Problem statement:
List every line in this data where the string "Молодогвардейская" occurs.

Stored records
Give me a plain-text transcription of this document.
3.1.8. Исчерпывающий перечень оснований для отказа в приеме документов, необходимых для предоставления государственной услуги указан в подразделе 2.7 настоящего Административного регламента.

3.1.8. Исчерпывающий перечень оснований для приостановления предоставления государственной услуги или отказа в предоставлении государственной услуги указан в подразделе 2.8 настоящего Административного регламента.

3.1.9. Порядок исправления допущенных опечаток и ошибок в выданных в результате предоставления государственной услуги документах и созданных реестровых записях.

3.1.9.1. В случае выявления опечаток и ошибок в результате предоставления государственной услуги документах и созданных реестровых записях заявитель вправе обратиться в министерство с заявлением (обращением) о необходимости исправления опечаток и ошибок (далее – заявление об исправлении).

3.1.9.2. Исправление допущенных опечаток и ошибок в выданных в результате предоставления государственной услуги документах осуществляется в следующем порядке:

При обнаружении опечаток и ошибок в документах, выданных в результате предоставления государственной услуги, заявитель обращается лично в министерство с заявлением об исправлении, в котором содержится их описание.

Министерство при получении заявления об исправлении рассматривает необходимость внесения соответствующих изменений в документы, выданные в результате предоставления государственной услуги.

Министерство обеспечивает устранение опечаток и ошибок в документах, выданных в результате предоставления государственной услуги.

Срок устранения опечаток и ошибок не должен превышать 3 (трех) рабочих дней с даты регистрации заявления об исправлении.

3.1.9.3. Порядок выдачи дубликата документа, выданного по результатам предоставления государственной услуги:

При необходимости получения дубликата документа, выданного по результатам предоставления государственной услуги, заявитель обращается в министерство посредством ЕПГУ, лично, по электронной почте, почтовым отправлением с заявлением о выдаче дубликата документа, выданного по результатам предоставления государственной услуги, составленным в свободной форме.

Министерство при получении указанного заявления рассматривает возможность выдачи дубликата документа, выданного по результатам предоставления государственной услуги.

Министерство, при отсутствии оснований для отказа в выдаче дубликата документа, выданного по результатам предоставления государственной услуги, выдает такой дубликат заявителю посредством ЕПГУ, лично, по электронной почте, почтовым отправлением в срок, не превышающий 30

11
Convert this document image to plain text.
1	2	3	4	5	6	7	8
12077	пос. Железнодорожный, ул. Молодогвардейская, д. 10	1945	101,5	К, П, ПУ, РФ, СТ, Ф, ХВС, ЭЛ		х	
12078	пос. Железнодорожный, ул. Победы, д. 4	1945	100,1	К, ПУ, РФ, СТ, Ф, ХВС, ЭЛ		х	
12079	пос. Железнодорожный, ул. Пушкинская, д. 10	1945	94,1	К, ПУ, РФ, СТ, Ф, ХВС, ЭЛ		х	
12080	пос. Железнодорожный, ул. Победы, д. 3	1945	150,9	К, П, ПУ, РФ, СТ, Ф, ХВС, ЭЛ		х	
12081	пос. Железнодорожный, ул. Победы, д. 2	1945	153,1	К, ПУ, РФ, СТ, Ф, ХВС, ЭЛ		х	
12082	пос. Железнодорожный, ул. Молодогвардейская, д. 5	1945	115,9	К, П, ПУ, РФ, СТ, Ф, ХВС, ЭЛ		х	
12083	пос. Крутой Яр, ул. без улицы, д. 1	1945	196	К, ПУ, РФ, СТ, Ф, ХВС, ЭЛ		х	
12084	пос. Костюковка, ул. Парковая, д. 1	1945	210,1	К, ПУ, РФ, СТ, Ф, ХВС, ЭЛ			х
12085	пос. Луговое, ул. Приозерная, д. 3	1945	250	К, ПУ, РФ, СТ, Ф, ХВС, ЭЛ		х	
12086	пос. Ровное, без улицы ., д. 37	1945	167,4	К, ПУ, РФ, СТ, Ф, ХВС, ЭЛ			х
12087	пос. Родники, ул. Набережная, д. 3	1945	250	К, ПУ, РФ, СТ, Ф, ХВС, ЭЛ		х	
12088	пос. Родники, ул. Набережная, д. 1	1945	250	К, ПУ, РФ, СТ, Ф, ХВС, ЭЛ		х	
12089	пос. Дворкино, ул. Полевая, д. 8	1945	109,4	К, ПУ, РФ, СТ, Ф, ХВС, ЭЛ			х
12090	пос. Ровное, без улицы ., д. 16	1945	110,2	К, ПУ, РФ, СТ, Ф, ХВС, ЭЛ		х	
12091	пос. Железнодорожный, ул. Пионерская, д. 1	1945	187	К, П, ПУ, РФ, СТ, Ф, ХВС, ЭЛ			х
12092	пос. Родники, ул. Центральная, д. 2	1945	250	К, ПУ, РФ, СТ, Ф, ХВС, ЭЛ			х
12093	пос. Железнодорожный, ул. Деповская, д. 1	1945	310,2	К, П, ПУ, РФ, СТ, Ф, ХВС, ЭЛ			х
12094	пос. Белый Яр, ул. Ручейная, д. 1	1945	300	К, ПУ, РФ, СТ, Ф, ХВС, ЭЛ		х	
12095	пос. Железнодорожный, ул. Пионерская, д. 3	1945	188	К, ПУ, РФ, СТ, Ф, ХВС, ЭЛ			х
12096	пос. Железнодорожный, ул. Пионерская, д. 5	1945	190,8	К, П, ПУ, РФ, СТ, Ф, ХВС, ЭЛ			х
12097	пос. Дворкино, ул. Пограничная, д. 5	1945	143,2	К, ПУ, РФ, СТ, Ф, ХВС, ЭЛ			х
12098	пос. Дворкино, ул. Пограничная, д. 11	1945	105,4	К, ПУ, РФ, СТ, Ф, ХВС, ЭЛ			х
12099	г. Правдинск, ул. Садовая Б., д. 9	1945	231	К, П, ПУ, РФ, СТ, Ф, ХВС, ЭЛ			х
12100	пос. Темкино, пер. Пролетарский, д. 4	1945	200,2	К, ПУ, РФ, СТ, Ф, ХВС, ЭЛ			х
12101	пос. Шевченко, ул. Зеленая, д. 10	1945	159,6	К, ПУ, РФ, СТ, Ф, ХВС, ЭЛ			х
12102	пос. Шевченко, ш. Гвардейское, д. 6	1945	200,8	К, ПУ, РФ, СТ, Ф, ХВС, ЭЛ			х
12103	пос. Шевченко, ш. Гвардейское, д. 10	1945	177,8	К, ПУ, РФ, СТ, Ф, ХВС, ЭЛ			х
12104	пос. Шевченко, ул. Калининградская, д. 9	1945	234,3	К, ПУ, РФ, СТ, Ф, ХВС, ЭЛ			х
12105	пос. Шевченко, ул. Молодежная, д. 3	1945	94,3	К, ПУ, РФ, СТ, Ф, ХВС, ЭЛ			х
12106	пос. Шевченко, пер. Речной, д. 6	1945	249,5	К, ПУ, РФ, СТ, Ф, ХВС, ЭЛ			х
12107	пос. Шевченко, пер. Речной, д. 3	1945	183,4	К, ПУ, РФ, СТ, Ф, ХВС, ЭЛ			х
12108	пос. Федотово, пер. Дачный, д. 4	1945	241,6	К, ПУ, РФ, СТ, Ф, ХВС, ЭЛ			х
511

Task response:
12077	пос. Железнодорожный, ул. Молодогвардейская, д. 10	1945	101,5	К, П, ПУ, РФ, СТ, Ф, ХВС, ЭЛ		х	
12082	пос. Железнодорожный, ул. Молодогвардейская, д. 5	1945	115,9	К, П, ПУ, РФ, СТ, Ф, ХВС, ЭЛ		х	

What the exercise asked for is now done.